REQUEST » Show all lines from the data that include the word "JSON".

SUPPLIED MATERIAL »
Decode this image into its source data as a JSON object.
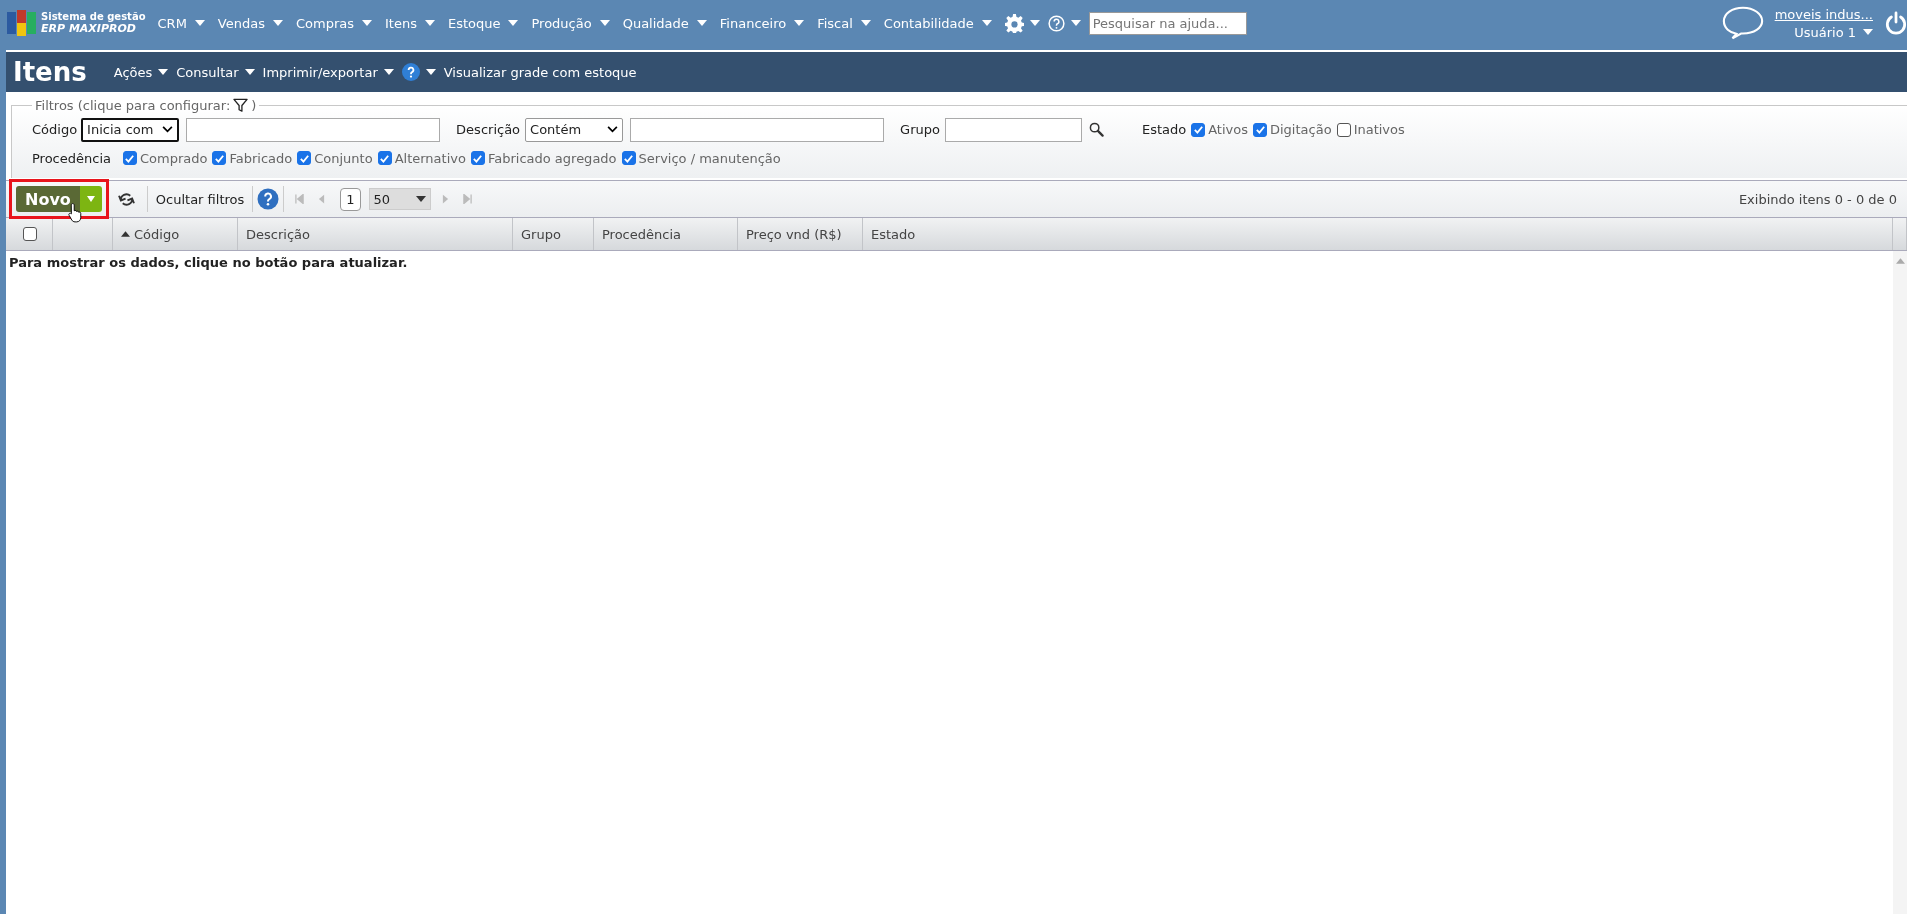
{
  "app": {
    "logo_line1": "Sistema de gestão",
    "logo_line2": "ERP MAXIPROD"
  },
  "menu": [
    "CRM",
    "Vendas",
    "Compras",
    "Itens",
    "Estoque",
    "Produção",
    "Qualidade",
    "Financeiro",
    "Fiscal",
    "Contabilidade"
  ],
  "help_search": {
    "placeholder": "Pesquisar na ajuda..."
  },
  "user": {
    "company": "moveis indus...",
    "name": "Usuário 1"
  },
  "page": {
    "title": "Itens",
    "actions": [
      "Ações",
      "Consultar",
      "Imprimir/exportar"
    ],
    "stock_grid": "Visualizar grade com estoque"
  },
  "filters": {
    "legend": "Filtros (clique para configurar:",
    "legend_end": ")",
    "code": {
      "label": "Código",
      "operator": "Inicia com"
    },
    "description": {
      "label": "Descrição",
      "operator": "Contém"
    },
    "group": {
      "label": "Grupo"
    },
    "state": {
      "label": "Estado",
      "options": [
        {
          "label": "Ativos",
          "checked": true
        },
        {
          "label": "Digitação",
          "checked": true
        },
        {
          "label": "Inativos",
          "checked": false
        }
      ]
    },
    "origin": {
      "label": "Procedência",
      "options": [
        {
          "label": "Comprado",
          "checked": true
        },
        {
          "label": "Fabricado",
          "checked": true
        },
        {
          "label": "Conjunto",
          "checked": true
        },
        {
          "label": "Alternativo",
          "checked": true
        },
        {
          "label": "Fabricado agregado",
          "checked": true
        },
        {
          "label": "Serviço / manutenção",
          "checked": true
        }
      ]
    }
  },
  "toolbar": {
    "new_button": {
      "label": "Novo",
      "highlighted": true
    },
    "hide_filters": "Ocultar filtros",
    "page": "1",
    "page_size": "50",
    "status": "Exibindo itens 0 - 0 de 0"
  },
  "table": {
    "select_all": {
      "checked": false
    },
    "columns": [
      {
        "label": "Código",
        "sorted": true
      },
      {
        "label": "Descrição",
        "sorted": false
      },
      {
        "label": "Grupo",
        "sorted": false
      },
      {
        "label": "Procedência",
        "sorted": false
      },
      {
        "label": "Preço vnd (R$)",
        "sorted": false
      },
      {
        "label": "Estado",
        "sorted": false
      }
    ],
    "empty_message": "Para mostrar os dados, clique no botão para atualizar."
  }
}
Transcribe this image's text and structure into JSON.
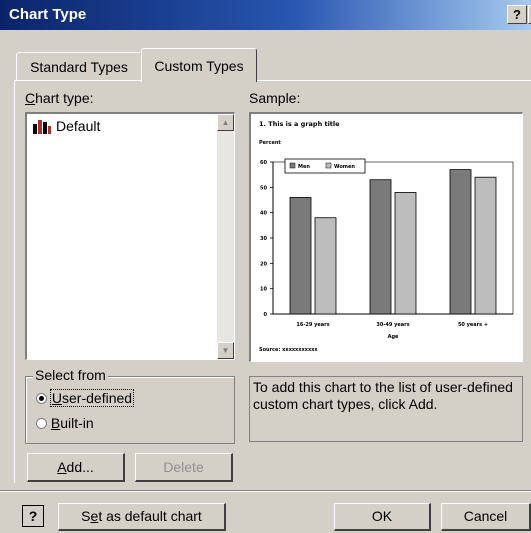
{
  "window": {
    "title": "Chart Type",
    "help_button": "?"
  },
  "tabs": [
    {
      "label": "Standard Types"
    },
    {
      "label": "Custom Types"
    }
  ],
  "chart_type": {
    "label_prefix": "C",
    "label_rest": "hart type:",
    "items": [
      {
        "label": "Default",
        "icon": "bar-chart-icon"
      }
    ]
  },
  "sample_label": "Sample:",
  "select_from": {
    "legend": "Select from",
    "options": [
      {
        "mnemonic": "U",
        "rest": "ser-defined",
        "selected": true
      },
      {
        "mnemonic": "B",
        "rest": "uilt-in",
        "selected": false
      }
    ]
  },
  "buttons": {
    "add_mnemonic": "A",
    "add_rest": "dd...",
    "delete": "Delete",
    "default_pre": "S",
    "default_mnemonic": "e",
    "default_rest": "t as default chart",
    "ok": "OK",
    "cancel": "Cancel"
  },
  "description": "To add this chart to the list of user-defined custom chart types, click Add.",
  "colors": {
    "men": "#7a7a7a",
    "women": "#bdbdbd"
  },
  "chart_data": {
    "type": "bar",
    "title": "1. This is a graph title",
    "ylabel": "Percent",
    "xlabel": "Age",
    "source": "Source: xxxxxxxxxxx",
    "categories": [
      "16-29 years",
      "30-49 years",
      "50 years +"
    ],
    "series": [
      {
        "name": "Men",
        "values": [
          46,
          53,
          57
        ]
      },
      {
        "name": "Women",
        "values": [
          38,
          48,
          54
        ]
      }
    ],
    "yticks": [
      0,
      10,
      20,
      30,
      40,
      50,
      60
    ],
    "ylim": [
      0,
      60
    ],
    "grid": false,
    "legend": "top-left"
  }
}
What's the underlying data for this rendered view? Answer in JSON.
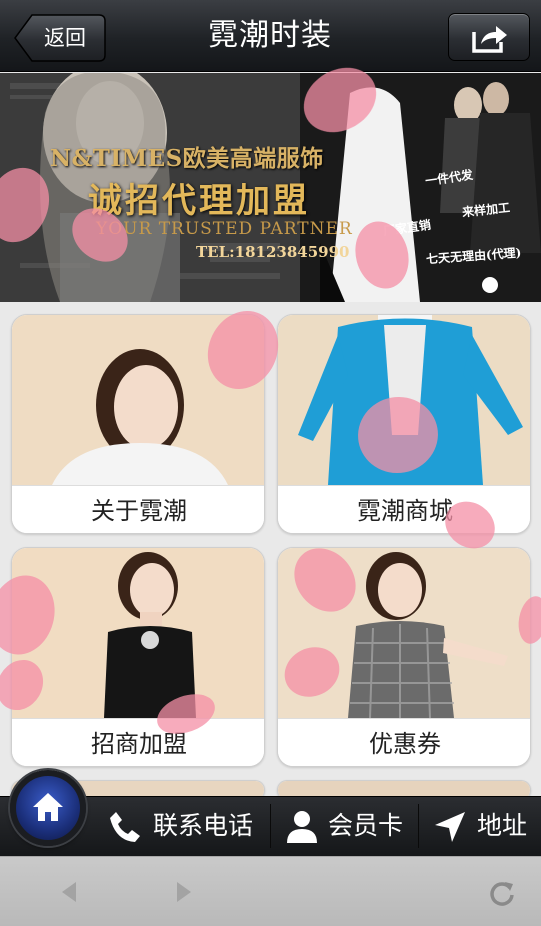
{
  "header": {
    "back_label": "返回",
    "title": "霓潮时装",
    "share_icon": "share-icon"
  },
  "banner": {
    "brand_line": "N&TIMES欧美高端服饰",
    "slogan": "诚招代理加盟",
    "tagline": "YOUR TRUSTED PARTNER",
    "tel": "TEL:18123845990",
    "highlights": [
      "一件代发",
      "来样加工",
      "厂家直销",
      "七天无理由(代理)"
    ],
    "slide_indicator_count": 1
  },
  "tiles": [
    {
      "label": "关于霓潮",
      "photo_bg": "#efdcc3",
      "garment": "#f4f4f4"
    },
    {
      "label": "霓潮商城",
      "photo_bg": "#ecdcc4",
      "garment": "#1f9ed6"
    },
    {
      "label": "招商加盟",
      "photo_bg": "#f1dcc2",
      "garment": "#151515"
    },
    {
      "label": "优惠券",
      "photo_bg": "#eedec8",
      "garment": "#6b6b6b"
    }
  ],
  "bottom_nav": {
    "home_icon": "home-icon",
    "items": [
      {
        "label": "联系电话",
        "icon": "phone-icon"
      },
      {
        "label": "会员卡",
        "icon": "user-icon"
      },
      {
        "label": "地址",
        "icon": "location-arrow-icon"
      }
    ]
  },
  "browser_toolbar": {
    "back_icon": "browser-back-icon",
    "forward_icon": "browser-forward-icon",
    "refresh_icon": "refresh-icon"
  },
  "colors": {
    "header_dark": "#1f2226",
    "banner_gold": "#d8b266",
    "petal_pink": "#f58fa6",
    "home_blue": "#2a46a8"
  }
}
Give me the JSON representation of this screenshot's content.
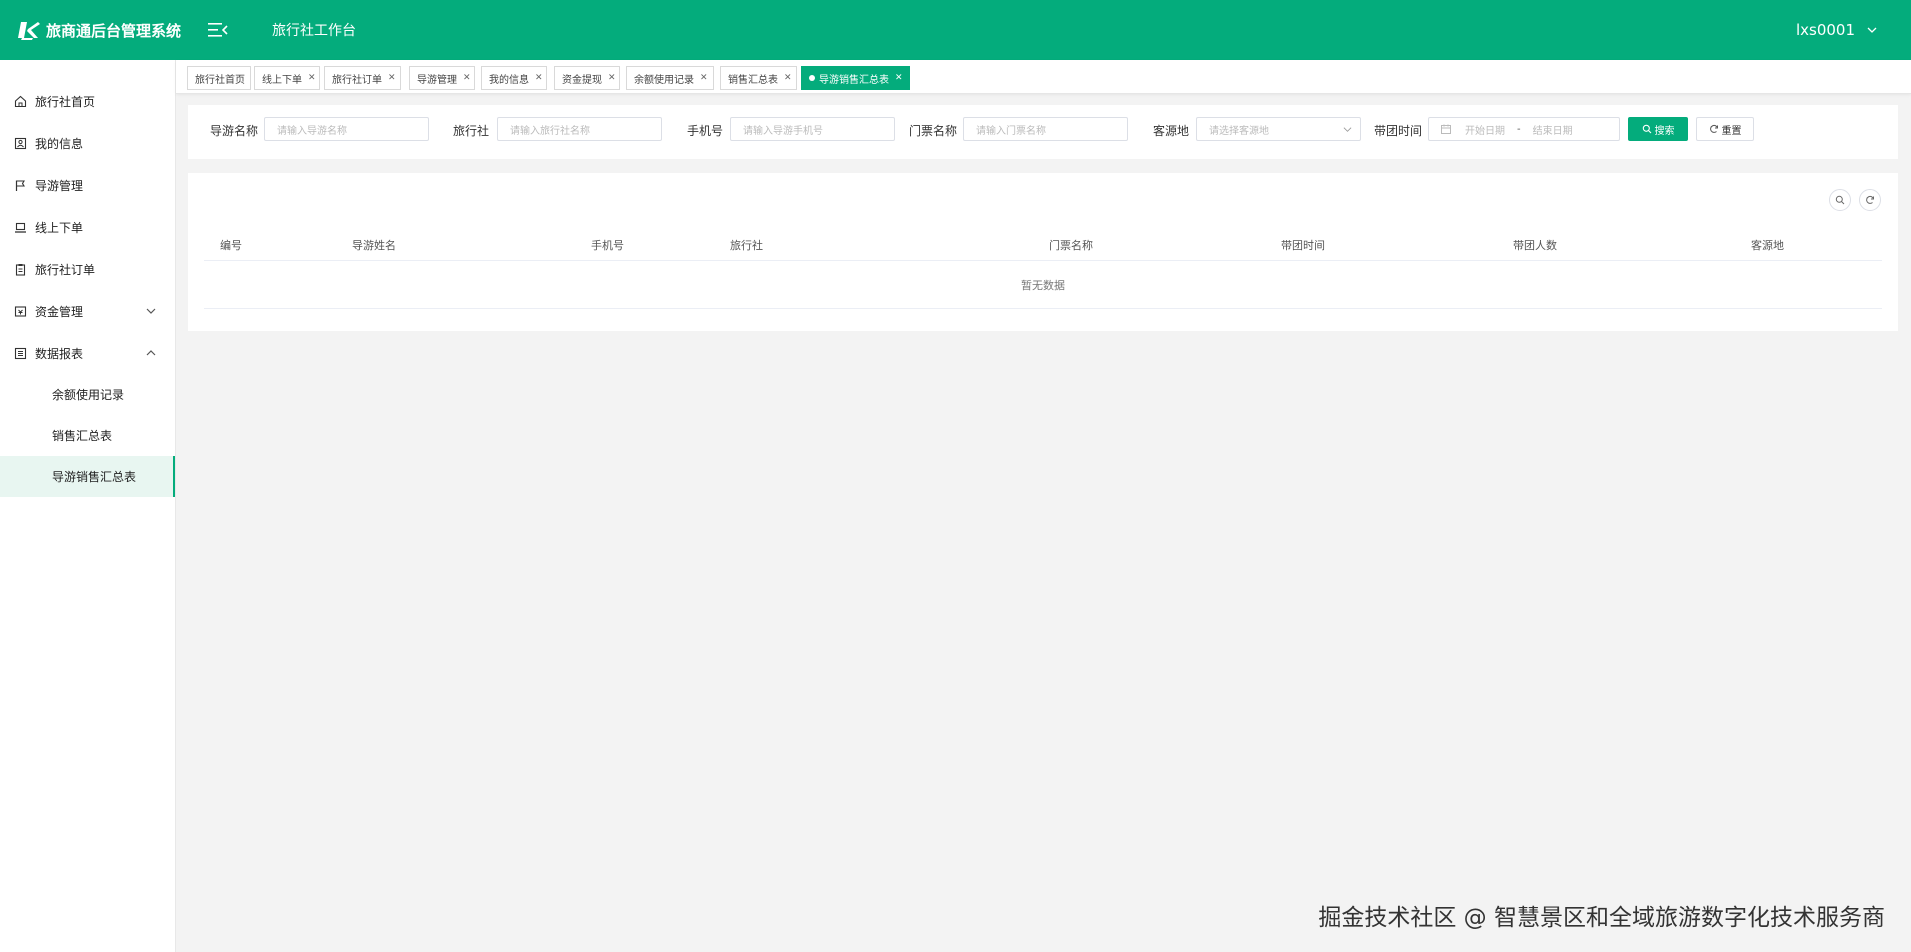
{
  "header": {
    "app_title": "旅商通后台管理系统",
    "workbench": "旅行社工作台",
    "username": "lxs0001",
    "accent_color": "#04ac7c"
  },
  "sidebar": {
    "items": [
      {
        "label": "旅行社首页",
        "icon": "home-icon"
      },
      {
        "label": "我的信息",
        "icon": "profile-icon"
      },
      {
        "label": "导游管理",
        "icon": "flag-icon"
      },
      {
        "label": "线上下单",
        "icon": "laptop-icon"
      },
      {
        "label": "旅行社订单",
        "icon": "clipboard-icon"
      },
      {
        "label": "资金管理",
        "icon": "wallet-icon",
        "expanded": false
      },
      {
        "label": "数据报表",
        "icon": "report-icon",
        "expanded": true
      }
    ],
    "subitems": [
      {
        "label": "余额使用记录"
      },
      {
        "label": "销售汇总表"
      },
      {
        "label": "导游销售汇总表",
        "active": true
      }
    ]
  },
  "tabs": [
    {
      "label": "旅行社首页"
    },
    {
      "label": "线上下单"
    },
    {
      "label": "旅行社订单"
    },
    {
      "label": "导游管理"
    },
    {
      "label": "我的信息"
    },
    {
      "label": "资金提现"
    },
    {
      "label": "余额使用记录"
    },
    {
      "label": "销售汇总表"
    },
    {
      "label": "导游销售汇总表",
      "active": true
    }
  ],
  "filters": {
    "guide_name": {
      "label": "导游名称",
      "placeholder": "请输入导游名称"
    },
    "agency": {
      "label": "旅行社",
      "placeholder": "请输入旅行社名称"
    },
    "phone": {
      "label": "手机号",
      "placeholder": "请输入导游手机号"
    },
    "ticket": {
      "label": "门票名称",
      "placeholder": "请输入门票名称"
    },
    "source": {
      "label": "客源地",
      "placeholder": "请选择客源地"
    },
    "tour_time": {
      "label": "带团时间",
      "start_placeholder": "开始日期",
      "separator": "-",
      "end_placeholder": "结束日期"
    },
    "search_label": "搜索",
    "reset_label": "重置"
  },
  "table": {
    "columns": [
      "编号",
      "导游姓名",
      "手机号",
      "旅行社",
      "门票名称",
      "带团时间",
      "带团人数",
      "客源地"
    ],
    "rows": [],
    "empty_text": "暂无数据"
  },
  "watermark": "掘金技术社区 @ 智慧景区和全域旅游数字化技术服务商"
}
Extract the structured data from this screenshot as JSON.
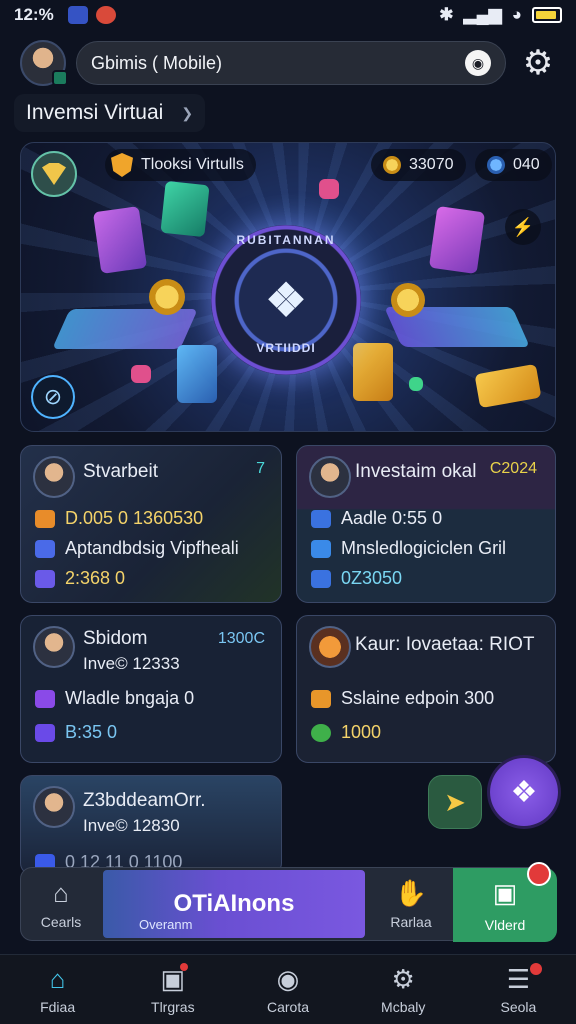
{
  "status": {
    "time": "12:%"
  },
  "header": {
    "app_title": "Gbimis ( Mobile)"
  },
  "section": {
    "title": "Invemsi Virtuai"
  },
  "hero": {
    "chip_label": "Tlooksi Virtulls",
    "stat_coins": "33070",
    "stat_gems": "040",
    "emblem_top": "RUBITANNAN",
    "emblem_bottom": "VRTIIDDI"
  },
  "cards": [
    {
      "name": "Stvarbeit",
      "tag": "7",
      "rows": [
        "D.005 0 1360530",
        "Aptandbdsig Vipfheali",
        "2:368 0"
      ]
    },
    {
      "name": "Investaim okal",
      "tag": "C2024",
      "rows": [
        "Aadle 0:55 0",
        "Mnsledlogiciclen Gril",
        "0Z3050"
      ]
    },
    {
      "name": "Sbidom",
      "tag": "1300C",
      "sub": "Inve© 12333",
      "rows": [
        "Wladle bngaja 0",
        "B:35 0"
      ]
    },
    {
      "name": "Kaur: Iovaetaa: RIOT",
      "rows": [
        "Sslaine edpoin 300",
        "1000"
      ]
    },
    {
      "name": "Z3bddeamOrr.",
      "sub": "Inve© 12830",
      "rows": [
        "0 12 11 0 1100"
      ]
    }
  ],
  "toolbar": {
    "left_label": "Cearls",
    "center_label": "OTiAInons",
    "center_sub": "Overanm",
    "right_label": "Rarlaa",
    "green_label": "Vlderd"
  },
  "nav": [
    {
      "label": "Fdiaa",
      "icon": "home-icon"
    },
    {
      "label": "Tlrgras",
      "icon": "gift-icon"
    },
    {
      "label": "Carota",
      "icon": "key-icon"
    },
    {
      "label": "Mcbaly",
      "icon": "gear-icon"
    },
    {
      "label": "Seola",
      "icon": "menu-icon"
    }
  ]
}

TASK RESULT »
Decode this image into its source data as a JSON object.
Transcribe this image's text and structure into JSON.
What's the underlying data for this rendered view? Answer in JSON.
Give me the JSON representation of this screenshot's content.
Extract the structured data from this screenshot as JSON.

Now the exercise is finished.